Dataset items »
____

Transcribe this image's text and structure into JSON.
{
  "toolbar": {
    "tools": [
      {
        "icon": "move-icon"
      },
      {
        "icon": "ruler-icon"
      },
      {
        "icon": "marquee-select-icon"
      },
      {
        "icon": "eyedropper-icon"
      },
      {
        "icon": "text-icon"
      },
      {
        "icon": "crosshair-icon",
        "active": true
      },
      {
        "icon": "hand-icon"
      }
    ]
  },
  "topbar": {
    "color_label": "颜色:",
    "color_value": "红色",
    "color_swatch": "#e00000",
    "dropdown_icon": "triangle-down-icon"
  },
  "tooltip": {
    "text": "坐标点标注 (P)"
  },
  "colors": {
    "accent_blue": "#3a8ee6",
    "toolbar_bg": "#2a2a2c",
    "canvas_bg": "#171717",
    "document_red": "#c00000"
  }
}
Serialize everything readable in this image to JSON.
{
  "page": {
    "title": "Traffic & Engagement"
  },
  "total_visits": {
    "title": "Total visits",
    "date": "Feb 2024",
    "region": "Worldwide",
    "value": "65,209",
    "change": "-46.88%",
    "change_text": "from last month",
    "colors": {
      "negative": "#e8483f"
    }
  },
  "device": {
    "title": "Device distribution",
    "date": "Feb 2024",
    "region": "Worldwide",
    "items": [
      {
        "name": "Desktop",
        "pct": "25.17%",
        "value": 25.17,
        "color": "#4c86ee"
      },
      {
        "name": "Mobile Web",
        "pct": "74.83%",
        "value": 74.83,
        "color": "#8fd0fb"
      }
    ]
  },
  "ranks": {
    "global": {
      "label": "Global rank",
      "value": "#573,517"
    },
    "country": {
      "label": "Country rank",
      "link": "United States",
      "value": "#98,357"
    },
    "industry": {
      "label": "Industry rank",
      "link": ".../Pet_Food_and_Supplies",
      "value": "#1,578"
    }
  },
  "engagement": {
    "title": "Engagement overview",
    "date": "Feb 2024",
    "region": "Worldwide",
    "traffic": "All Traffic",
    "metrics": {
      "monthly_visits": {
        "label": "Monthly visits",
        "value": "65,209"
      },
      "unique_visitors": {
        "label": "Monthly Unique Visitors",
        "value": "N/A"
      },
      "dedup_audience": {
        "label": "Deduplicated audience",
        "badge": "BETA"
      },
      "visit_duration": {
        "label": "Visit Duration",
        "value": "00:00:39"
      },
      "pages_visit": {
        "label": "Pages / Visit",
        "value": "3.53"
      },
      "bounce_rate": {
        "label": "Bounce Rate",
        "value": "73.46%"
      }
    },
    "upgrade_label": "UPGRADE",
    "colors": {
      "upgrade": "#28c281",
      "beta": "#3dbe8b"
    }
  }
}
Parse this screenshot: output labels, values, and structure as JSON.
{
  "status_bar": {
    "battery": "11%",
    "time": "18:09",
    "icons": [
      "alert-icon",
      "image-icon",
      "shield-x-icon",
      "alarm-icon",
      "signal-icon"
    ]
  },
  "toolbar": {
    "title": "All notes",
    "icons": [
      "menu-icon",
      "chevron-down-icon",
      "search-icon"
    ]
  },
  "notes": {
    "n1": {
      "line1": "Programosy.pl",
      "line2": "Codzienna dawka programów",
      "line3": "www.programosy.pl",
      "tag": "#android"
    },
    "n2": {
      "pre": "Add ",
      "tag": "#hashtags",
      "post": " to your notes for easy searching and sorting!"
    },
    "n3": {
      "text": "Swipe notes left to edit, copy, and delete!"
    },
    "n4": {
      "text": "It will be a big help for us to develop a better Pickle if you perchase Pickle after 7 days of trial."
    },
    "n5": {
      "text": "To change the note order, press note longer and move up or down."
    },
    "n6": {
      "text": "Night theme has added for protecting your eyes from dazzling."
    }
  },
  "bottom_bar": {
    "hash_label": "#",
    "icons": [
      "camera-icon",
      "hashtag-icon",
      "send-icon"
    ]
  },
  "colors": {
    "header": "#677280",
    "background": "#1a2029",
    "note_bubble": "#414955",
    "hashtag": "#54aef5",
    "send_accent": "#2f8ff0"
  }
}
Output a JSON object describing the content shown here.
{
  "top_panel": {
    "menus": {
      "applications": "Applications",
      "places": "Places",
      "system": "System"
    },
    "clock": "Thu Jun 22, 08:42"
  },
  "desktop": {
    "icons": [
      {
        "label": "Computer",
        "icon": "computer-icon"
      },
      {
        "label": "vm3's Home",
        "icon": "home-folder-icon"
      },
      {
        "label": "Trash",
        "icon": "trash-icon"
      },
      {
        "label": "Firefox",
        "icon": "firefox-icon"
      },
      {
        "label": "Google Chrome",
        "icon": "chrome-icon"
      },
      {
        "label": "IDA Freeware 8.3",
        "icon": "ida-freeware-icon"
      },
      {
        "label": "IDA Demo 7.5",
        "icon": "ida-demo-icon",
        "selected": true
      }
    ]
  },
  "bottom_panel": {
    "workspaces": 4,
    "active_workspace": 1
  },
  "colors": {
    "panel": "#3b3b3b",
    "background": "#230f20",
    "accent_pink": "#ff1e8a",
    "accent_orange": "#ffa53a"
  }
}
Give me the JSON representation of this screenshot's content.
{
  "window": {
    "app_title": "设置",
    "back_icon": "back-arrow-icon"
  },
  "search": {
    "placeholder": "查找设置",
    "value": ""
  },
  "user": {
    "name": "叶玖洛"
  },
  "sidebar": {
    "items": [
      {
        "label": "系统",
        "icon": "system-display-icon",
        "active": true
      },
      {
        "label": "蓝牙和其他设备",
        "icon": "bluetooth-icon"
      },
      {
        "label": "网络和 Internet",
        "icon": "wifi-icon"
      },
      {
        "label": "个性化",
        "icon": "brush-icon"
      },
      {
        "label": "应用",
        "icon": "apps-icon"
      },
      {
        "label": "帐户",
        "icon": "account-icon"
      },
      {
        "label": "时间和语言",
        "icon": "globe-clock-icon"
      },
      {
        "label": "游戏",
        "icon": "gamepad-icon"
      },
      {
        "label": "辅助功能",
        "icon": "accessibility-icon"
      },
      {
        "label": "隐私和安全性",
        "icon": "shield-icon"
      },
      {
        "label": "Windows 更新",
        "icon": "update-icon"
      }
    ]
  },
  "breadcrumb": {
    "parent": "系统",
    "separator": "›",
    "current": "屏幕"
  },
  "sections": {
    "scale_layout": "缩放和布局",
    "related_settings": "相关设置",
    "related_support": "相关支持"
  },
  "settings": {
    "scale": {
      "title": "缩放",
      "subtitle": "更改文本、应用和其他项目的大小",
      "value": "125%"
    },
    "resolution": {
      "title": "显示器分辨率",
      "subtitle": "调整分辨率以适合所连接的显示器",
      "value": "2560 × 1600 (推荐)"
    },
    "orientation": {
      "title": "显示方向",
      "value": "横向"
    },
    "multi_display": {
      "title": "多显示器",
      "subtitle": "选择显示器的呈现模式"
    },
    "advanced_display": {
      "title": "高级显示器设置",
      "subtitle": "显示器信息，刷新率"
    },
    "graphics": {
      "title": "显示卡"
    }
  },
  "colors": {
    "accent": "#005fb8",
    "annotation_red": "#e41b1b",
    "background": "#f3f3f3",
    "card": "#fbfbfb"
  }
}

____

The problem » Reproduce each entry exactly, leaving out nothing.

Task output »
Transcribe this image's text and structure into JSON.
{
  "toolbar": {
    "tools": [
      {
        "icon": "move-icon"
      },
      {
        "icon": "ruler-icon"
      },
      {
        "icon": "marquee-select-icon"
      },
      {
        "icon": "eyedropper-icon"
      },
      {
        "icon": "text-icon"
      },
      {
        "icon": "crosshair-icon",
        "active": true
      },
      {
        "icon": "hand-icon"
      }
    ]
  },
  "topbar": {
    "color_label": "颜色:",
    "color_value": "红色",
    "color_swatch": "#e00000",
    "dropdown_icon": "triangle-down-icon"
  },
  "tooltip": {
    "text": "坐标点标注 (P)"
  },
  "colors": {
    "accent_blue": "#3a8ee6",
    "toolbar_bg": "#2a2a2c",
    "canvas_bg": "#171717",
    "document_red": "#c00000"
  }
}
Serialize everything readable in this image to JSON.
{
  "page": {
    "title": "Traffic & Engagement"
  },
  "total_visits": {
    "title": "Total visits",
    "date": "Feb 2024",
    "region": "Worldwide",
    "value": "65,209",
    "change": "-46.88%",
    "change_text": "from last month",
    "colors": {
      "negative": "#e8483f"
    }
  },
  "device": {
    "title": "Device distribution",
    "date": "Feb 2024",
    "region": "Worldwide",
    "items": [
      {
        "name": "Desktop",
        "pct": "25.17%",
        "value": 25.17,
        "color": "#4c86ee"
      },
      {
        "name": "Mobile Web",
        "pct": "74.83%",
        "value": 74.83,
        "color": "#8fd0fb"
      }
    ]
  },
  "ranks": {
    "global": {
      "label": "Global rank",
      "value": "#573,517"
    },
    "country": {
      "label": "Country rank",
      "link": "United States",
      "value": "#98,357"
    },
    "industry": {
      "label": "Industry rank",
      "link": ".../Pet_Food_and_Supplies",
      "value": "#1,578"
    }
  },
  "engagement": {
    "title": "Engagement overview",
    "date": "Feb 2024",
    "region": "Worldwide",
    "traffic": "All Traffic",
    "metrics": {
      "monthly_visits": {
        "label": "Monthly visits",
        "value": "65,209"
      },
      "unique_visitors": {
        "label": "Monthly Unique Visitors",
        "value": "N/A"
      },
      "dedup_audience": {
        "label": "Deduplicated audience",
        "badge": "BETA"
      },
      "visit_duration": {
        "label": "Visit Duration",
        "value": "00:00:39"
      },
      "pages_visit": {
        "label": "Pages / Visit",
        "value": "3.53"
      },
      "bounce_rate": {
        "label": "Bounce Rate",
        "value": "73.46%"
      }
    },
    "upgrade_label": "UPGRADE",
    "colors": {
      "upgrade": "#28c281",
      "beta": "#3dbe8b"
    }
  }
}
Parse this screenshot: output labels, values, and structure as JSON.
{
  "status_bar": {
    "battery": "11%",
    "time": "18:09",
    "icons": [
      "alert-icon",
      "image-icon",
      "shield-x-icon",
      "alarm-icon",
      "signal-icon"
    ]
  },
  "toolbar": {
    "title": "All notes",
    "icons": [
      "menu-icon",
      "chevron-down-icon",
      "search-icon"
    ]
  },
  "notes": {
    "n1": {
      "line1": "Programosy.pl",
      "line2": "Codzienna dawka programów",
      "line3": "www.programosy.pl",
      "tag": "#android"
    },
    "n2": {
      "pre": "Add ",
      "tag": "#hashtags",
      "post": " to your notes for easy searching and sorting!"
    },
    "n3": {
      "text": "Swipe notes left to edit, copy, and delete!"
    },
    "n4": {
      "text": "It will be a big help for us to develop a better Pickle if you perchase Pickle after 7 days of trial."
    },
    "n5": {
      "text": "To change the note order, press note longer and move up or down."
    },
    "n6": {
      "text": "Night theme has added for protecting your eyes from dazzling."
    }
  },
  "bottom_bar": {
    "hash_label": "#",
    "icons": [
      "camera-icon",
      "hashtag-icon",
      "send-icon"
    ]
  },
  "colors": {
    "header": "#677280",
    "background": "#1a2029",
    "note_bubble": "#414955",
    "hashtag": "#54aef5",
    "send_accent": "#2f8ff0"
  }
}
Output a JSON object describing the content shown here.
{
  "top_panel": {
    "menus": {
      "applications": "Applications",
      "places": "Places",
      "system": "System"
    },
    "clock": "Thu Jun 22, 08:42"
  },
  "desktop": {
    "icons": [
      {
        "label": "Computer",
        "icon": "computer-icon"
      },
      {
        "label": "vm3's Home",
        "icon": "home-folder-icon"
      },
      {
        "label": "Trash",
        "icon": "trash-icon"
      },
      {
        "label": "Firefox",
        "icon": "firefox-icon"
      },
      {
        "label": "Google Chrome",
        "icon": "chrome-icon"
      },
      {
        "label": "IDA Freeware 8.3",
        "icon": "ida-freeware-icon"
      },
      {
        "label": "IDA Demo 7.5",
        "icon": "ida-demo-icon",
        "selected": true
      }
    ]
  },
  "bottom_panel": {
    "workspaces": 4,
    "active_workspace": 1
  },
  "colors": {
    "panel": "#3b3b3b",
    "background": "#230f20",
    "accent_pink": "#ff1e8a",
    "accent_orange": "#ffa53a"
  }
}
Give me the JSON representation of this screenshot's content.
{
  "window": {
    "app_title": "设置",
    "back_icon": "back-arrow-icon"
  },
  "search": {
    "placeholder": "查找设置",
    "value": ""
  },
  "user": {
    "name": "叶玖洛"
  },
  "sidebar": {
    "items": [
      {
        "label": "系统",
        "icon": "system-display-icon",
        "active": true
      },
      {
        "label": "蓝牙和其他设备",
        "icon": "bluetooth-icon"
      },
      {
        "label": "网络和 Internet",
        "icon": "wifi-icon"
      },
      {
        "label": "个性化",
        "icon": "brush-icon"
      },
      {
        "label": "应用",
        "icon": "apps-icon"
      },
      {
        "label": "帐户",
        "icon": "account-icon"
      },
      {
        "label": "时间和语言",
        "icon": "globe-clock-icon"
      },
      {
        "label": "游戏",
        "icon": "gamepad-icon"
      },
      {
        "label": "辅助功能",
        "icon": "accessibility-icon"
      },
      {
        "label": "隐私和安全性",
        "icon": "shield-icon"
      },
      {
        "label": "Windows 更新",
        "icon": "update-icon"
      }
    ]
  },
  "breadcrumb": {
    "parent": "系统",
    "separator": "›",
    "current": "屏幕"
  },
  "sections": {
    "scale_layout": "缩放和布局",
    "related_settings": "相关设置",
    "related_support": "相关支持"
  },
  "settings": {
    "scale": {
      "title": "缩放",
      "subtitle": "更改文本、应用和其他项目的大小",
      "value": "125%"
    },
    "resolution": {
      "title": "显示器分辨率",
      "subtitle": "调整分辨率以适合所连接的显示器",
      "value": "2560 × 1600 (推荐)"
    },
    "orientation": {
      "title": "显示方向",
      "value": "横向"
    },
    "multi_display": {
      "title": "多显示器",
      "subtitle": "选择显示器的呈现模式"
    },
    "advanced_display": {
      "title": "高级显示器设置",
      "subtitle": "显示器信息，刷新率"
    },
    "graphics": {
      "title": "显示卡"
    }
  },
  "colors": {
    "accent": "#005fb8",
    "annotation_red": "#e41b1b",
    "background": "#f3f3f3",
    "card": "#fbfbfb"
  }
}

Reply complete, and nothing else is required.